• [TASK DETAILS]:
Every line must be returned precisely as it is written.

• [RECORD EXCERPTS]:
▬▬▬
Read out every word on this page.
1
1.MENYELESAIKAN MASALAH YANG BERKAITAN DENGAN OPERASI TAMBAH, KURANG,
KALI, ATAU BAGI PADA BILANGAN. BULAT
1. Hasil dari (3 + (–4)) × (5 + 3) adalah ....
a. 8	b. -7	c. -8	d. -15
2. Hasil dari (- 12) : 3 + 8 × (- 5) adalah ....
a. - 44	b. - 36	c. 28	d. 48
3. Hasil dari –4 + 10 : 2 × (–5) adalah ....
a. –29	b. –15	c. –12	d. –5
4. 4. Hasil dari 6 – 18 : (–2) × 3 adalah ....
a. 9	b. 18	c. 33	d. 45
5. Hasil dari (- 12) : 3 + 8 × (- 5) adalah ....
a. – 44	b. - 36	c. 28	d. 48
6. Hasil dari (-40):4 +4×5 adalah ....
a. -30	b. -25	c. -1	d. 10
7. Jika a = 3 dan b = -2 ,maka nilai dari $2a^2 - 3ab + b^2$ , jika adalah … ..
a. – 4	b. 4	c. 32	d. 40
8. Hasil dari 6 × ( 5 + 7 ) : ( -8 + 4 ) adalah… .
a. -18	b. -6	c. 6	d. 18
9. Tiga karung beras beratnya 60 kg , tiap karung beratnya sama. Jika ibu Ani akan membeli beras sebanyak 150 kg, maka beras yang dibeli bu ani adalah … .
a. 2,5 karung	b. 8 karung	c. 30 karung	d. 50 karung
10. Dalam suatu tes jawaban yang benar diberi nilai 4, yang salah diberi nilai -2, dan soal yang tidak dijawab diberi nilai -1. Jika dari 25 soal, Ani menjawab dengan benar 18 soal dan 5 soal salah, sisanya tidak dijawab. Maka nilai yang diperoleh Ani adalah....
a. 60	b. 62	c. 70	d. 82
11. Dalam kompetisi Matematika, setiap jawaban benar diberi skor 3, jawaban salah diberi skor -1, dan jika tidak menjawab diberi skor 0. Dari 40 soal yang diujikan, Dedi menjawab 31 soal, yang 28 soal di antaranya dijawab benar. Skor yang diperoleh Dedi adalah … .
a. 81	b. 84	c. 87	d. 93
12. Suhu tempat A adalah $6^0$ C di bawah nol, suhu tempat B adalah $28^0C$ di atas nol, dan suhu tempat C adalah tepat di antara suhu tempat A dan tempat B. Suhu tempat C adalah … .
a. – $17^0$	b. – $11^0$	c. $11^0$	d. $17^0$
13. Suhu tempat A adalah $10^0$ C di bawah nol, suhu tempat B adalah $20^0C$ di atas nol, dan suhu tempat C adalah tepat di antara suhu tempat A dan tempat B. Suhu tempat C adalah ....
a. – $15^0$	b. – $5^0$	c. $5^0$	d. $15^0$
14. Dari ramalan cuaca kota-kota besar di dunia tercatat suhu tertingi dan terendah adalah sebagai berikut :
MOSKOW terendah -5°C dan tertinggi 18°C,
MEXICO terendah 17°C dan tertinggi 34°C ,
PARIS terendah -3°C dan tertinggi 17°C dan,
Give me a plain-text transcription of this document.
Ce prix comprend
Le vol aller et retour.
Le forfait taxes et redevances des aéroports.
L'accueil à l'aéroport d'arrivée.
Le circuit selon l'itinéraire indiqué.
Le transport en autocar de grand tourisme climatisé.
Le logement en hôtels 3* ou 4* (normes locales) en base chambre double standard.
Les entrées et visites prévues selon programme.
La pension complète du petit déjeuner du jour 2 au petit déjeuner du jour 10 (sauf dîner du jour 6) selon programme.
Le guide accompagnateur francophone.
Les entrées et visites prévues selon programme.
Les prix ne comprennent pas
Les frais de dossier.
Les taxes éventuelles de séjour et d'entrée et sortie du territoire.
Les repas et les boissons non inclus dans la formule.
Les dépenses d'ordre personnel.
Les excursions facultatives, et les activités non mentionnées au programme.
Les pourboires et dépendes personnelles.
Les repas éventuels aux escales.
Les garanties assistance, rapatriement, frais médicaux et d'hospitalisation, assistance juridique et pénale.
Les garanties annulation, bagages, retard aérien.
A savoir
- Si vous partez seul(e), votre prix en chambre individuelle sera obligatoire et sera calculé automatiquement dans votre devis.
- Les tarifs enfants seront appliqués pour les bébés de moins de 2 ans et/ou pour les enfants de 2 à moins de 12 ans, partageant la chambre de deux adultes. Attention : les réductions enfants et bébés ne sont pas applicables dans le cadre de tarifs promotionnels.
▬▬▬
• [OUTPUT FOR THIS EXERCISE]:
Read out every word on this page.
1
1.MENYELESAIKAN MASALAH YANG BERKAITAN DENGAN OPERASI TAMBAH, KURANG,
KALI, ATAU BAGI PADA BILANGAN. BULAT
1. Hasil dari (3 + (–4)) × (5 + 3) adalah ....
a. 8	b. -7	c. -8	d. -15
2. Hasil dari (- 12) : 3 + 8 × (- 5) adalah ....
a. - 44	b. - 36	c. 28	d. 48
3. Hasil dari –4 + 10 : 2 × (–5) adalah ....
a. –29	b. –15	c. –12	d. –5
4. 4. Hasil dari 6 – 18 : (–2) × 3 adalah ....
a. 9	b. 18	c. 33	d. 45
5. Hasil dari (- 12) : 3 + 8 × (- 5) adalah ....
a. – 44	b. - 36	c. 28	d. 48
6. Hasil dari (-40):4 +4×5 adalah ....
a. -30	b. -25	c. -1	d. 10
7. Jika a = 3 dan b = -2 ,maka nilai dari $2a^2 - 3ab + b^2$ , jika adalah … ..
a. – 4	b. 4	c. 32	d. 40
8. Hasil dari 6 × ( 5 + 7 ) : ( -8 + 4 ) adalah… .
a. -18	b. -6	c. 6	d. 18
9. Tiga karung beras beratnya 60 kg , tiap karung beratnya sama. Jika ibu Ani akan membeli beras sebanyak 150 kg, maka beras yang dibeli bu ani adalah … .
a. 2,5 karung	b. 8 karung	c. 30 karung	d. 50 karung
10. Dalam suatu tes jawaban yang benar diberi nilai 4, yang salah diberi nilai -2, dan soal yang tidak dijawab diberi nilai -1. Jika dari 25 soal, Ani menjawab dengan benar 18 soal dan 5 soal salah, sisanya tidak dijawab. Maka nilai yang diperoleh Ani adalah....
a. 60	b. 62	c. 70	d. 82
11. Dalam kompetisi Matematika, setiap jawaban benar diberi skor 3, jawaban salah diberi skor -1, dan jika tidak menjawab diberi skor 0. Dari 40 soal yang diujikan, Dedi menjawab 31 soal, yang 28 soal di antaranya dijawab benar. Skor yang diperoleh Dedi adalah … .
a. 81	b. 84	c. 87	d. 93
12. Suhu tempat A adalah $6^0$ C di bawah nol, suhu tempat B adalah $28^0C$ di atas nol, dan suhu tempat C adalah tepat di antara suhu tempat A dan tempat B. Suhu tempat C adalah … .
a. – $17^0$	b. – $11^0$	c. $11^0$	d. $17^0$
13. Suhu tempat A adalah $10^0$ C di bawah nol, suhu tempat B adalah $20^0C$ di atas nol, dan suhu tempat C adalah tepat di antara suhu tempat A dan tempat B. Suhu tempat C adalah ....
a. – $15^0$	b. – $5^0$	c. $5^0$	d. $15^0$
14. Dari ramalan cuaca kota-kota besar di dunia tercatat suhu tertingi dan terendah adalah sebagai berikut :
MOSKOW terendah -5°C dan tertinggi 18°C,
MEXICO terendah 17°C dan tertinggi 34°C ,
PARIS terendah -3°C dan tertinggi 17°C dan,
Give me a plain-text transcription of this document.
Ce prix comprend
Le vol aller et retour.
Le forfait taxes et redevances des aéroports.
L'accueil à l'aéroport d'arrivée.
Le circuit selon l'itinéraire indiqué.
Le transport en autocar de grand tourisme climatisé.
Le logement en hôtels 3* ou 4* (normes locales) en base chambre double standard.
Les entrées et visites prévues selon programme.
La pension complète du petit déjeuner du jour 2 au petit déjeuner du jour 10 (sauf dîner du jour 6) selon programme.
Le guide accompagnateur francophone.
Les entrées et visites prévues selon programme.
Les prix ne comprennent pas
Les frais de dossier.
Les taxes éventuelles de séjour et d'entrée et sortie du territoire.
Les repas et les boissons non inclus dans la formule.
Les dépenses d'ordre personnel.
Les excursions facultatives, et les activités non mentionnées au programme.
Les pourboires et dépendes personnelles.
Les repas éventuels aux escales.
Les garanties assistance, rapatriement, frais médicaux et d'hospitalisation, assistance juridique et pénale.
Les garanties annulation, bagages, retard aérien.
A savoir
- Si vous partez seul(e), votre prix en chambre individuelle sera obligatoire et sera calculé automatiquement dans votre devis.
- Les tarifs enfants seront appliqués pour les bébés de moins de 2 ans et/ou pour les enfants de 2 à moins de 12 ans, partageant la chambre de deux adultes. Attention : les réductions enfants et bébés ne sont pas applicables dans le cadre de tarifs promotionnels.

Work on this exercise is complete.